PROBLEM STATEMENT:
Output the material below unchanged, apart from leaving out the pictures.
───── DATA EXCERPTS
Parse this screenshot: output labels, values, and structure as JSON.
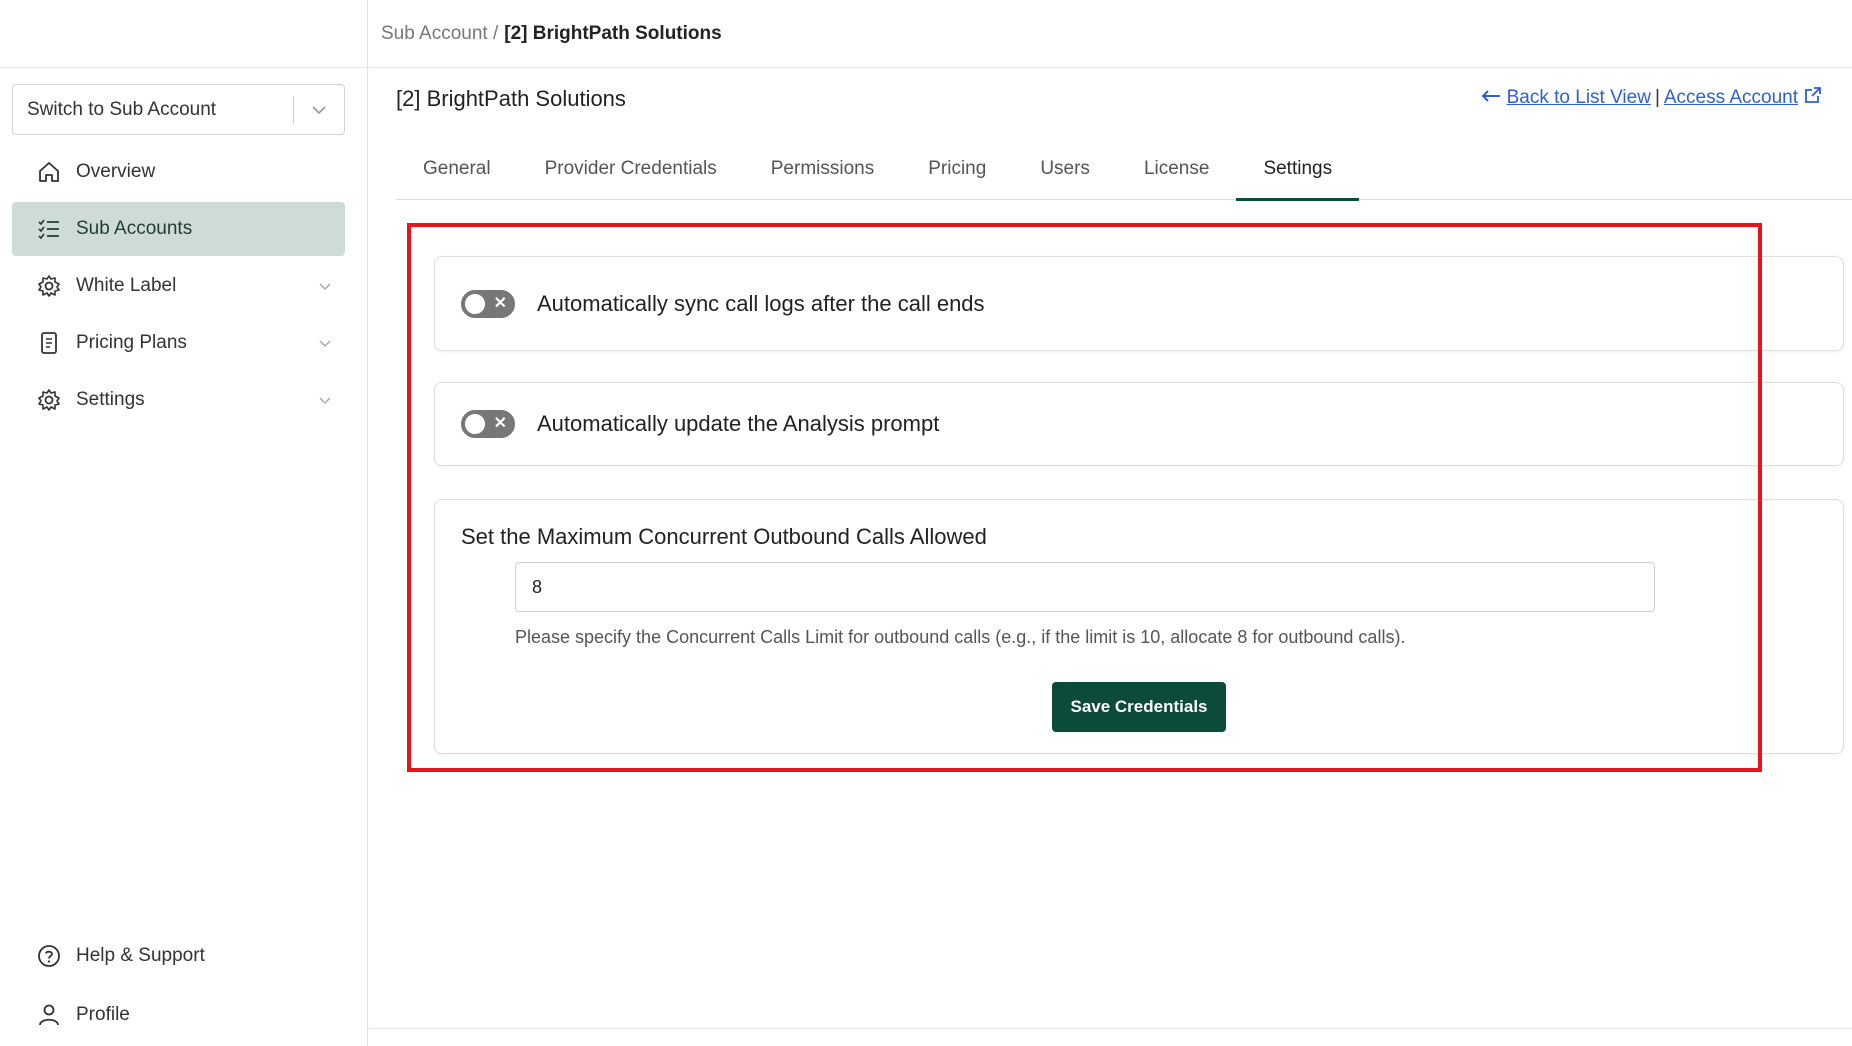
{
  "sidebar": {
    "switcher_label": "Switch to Sub Account",
    "items": [
      {
        "label": "Overview",
        "icon": "home-icon"
      },
      {
        "label": "Sub Accounts",
        "icon": "list-check-icon",
        "active": true
      },
      {
        "label": "White Label",
        "icon": "gear-icon",
        "expandable": true
      },
      {
        "label": "Pricing Plans",
        "icon": "receipt-icon",
        "expandable": true
      },
      {
        "label": "Settings",
        "icon": "gear-icon",
        "expandable": true
      }
    ],
    "bottom_items": [
      {
        "label": "Help & Support",
        "icon": "help-circle-icon"
      },
      {
        "label": "Profile",
        "icon": "user-icon"
      }
    ]
  },
  "breadcrumb": {
    "parent": "Sub Account /",
    "current": "[2] BrightPath Solutions"
  },
  "page": {
    "title": "[2] BrightPath Solutions",
    "back_link": "Back to List View",
    "separator": "|",
    "access_link": "Access Account"
  },
  "tabs": [
    {
      "label": "General"
    },
    {
      "label": "Provider Credentials"
    },
    {
      "label": "Permissions"
    },
    {
      "label": "Pricing"
    },
    {
      "label": "Users"
    },
    {
      "label": "License"
    },
    {
      "label": "Settings",
      "active": true
    }
  ],
  "settings": {
    "toggle_sync_label": "Automatically sync call logs after the call ends",
    "toggle_sync_on": false,
    "toggle_prompt_label": "Automatically update the Analysis prompt",
    "toggle_prompt_on": false,
    "limit_title": "Set the Maximum Concurrent Outbound Calls Allowed",
    "limit_value": "8",
    "limit_hint": "Please specify the Concurrent Calls Limit for outbound calls (e.g., if the limit is 10, allocate 8 for outbound calls).",
    "save_label": "Save Credentials"
  },
  "colors": {
    "primary": "#0c4a3a",
    "active_nav_bg": "#cfdbd6",
    "link": "#2f5fd0",
    "highlight_border": "#e8141c"
  }
}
──────────
WRITTEN ANSWER:
Parse this screenshot: output labels, values, and structure as JSON.
{
  "sidebar": {
    "switcher_label": "Switch to Sub Account",
    "items": [
      {
        "label": "Overview",
        "icon": "home-icon"
      },
      {
        "label": "Sub Accounts",
        "icon": "list-check-icon",
        "active": true
      },
      {
        "label": "White Label",
        "icon": "gear-icon",
        "expandable": true
      },
      {
        "label": "Pricing Plans",
        "icon": "receipt-icon",
        "expandable": true
      },
      {
        "label": "Settings",
        "icon": "gear-icon",
        "expandable": true
      }
    ],
    "bottom_items": [
      {
        "label": "Help & Support",
        "icon": "help-circle-icon"
      },
      {
        "label": "Profile",
        "icon": "user-icon"
      }
    ]
  },
  "breadcrumb": {
    "parent": "Sub Account /",
    "current": "[2] BrightPath Solutions"
  },
  "page": {
    "title": "[2] BrightPath Solutions",
    "back_link": "Back to List View",
    "separator": "|",
    "access_link": "Access Account"
  },
  "tabs": [
    {
      "label": "General"
    },
    {
      "label": "Provider Credentials"
    },
    {
      "label": "Permissions"
    },
    {
      "label": "Pricing"
    },
    {
      "label": "Users"
    },
    {
      "label": "License"
    },
    {
      "label": "Settings",
      "active": true
    }
  ],
  "settings": {
    "toggle_sync_label": "Automatically sync call logs after the call ends",
    "toggle_sync_on": false,
    "toggle_prompt_label": "Automatically update the Analysis prompt",
    "toggle_prompt_on": false,
    "limit_title": "Set the Maximum Concurrent Outbound Calls Allowed",
    "limit_value": "8",
    "limit_hint": "Please specify the Concurrent Calls Limit for outbound calls (e.g., if the limit is 10, allocate 8 for outbound calls).",
    "save_label": "Save Credentials"
  },
  "colors": {
    "primary": "#0c4a3a",
    "active_nav_bg": "#cfdbd6",
    "link": "#2f5fd0",
    "highlight_border": "#e8141c"
  }
}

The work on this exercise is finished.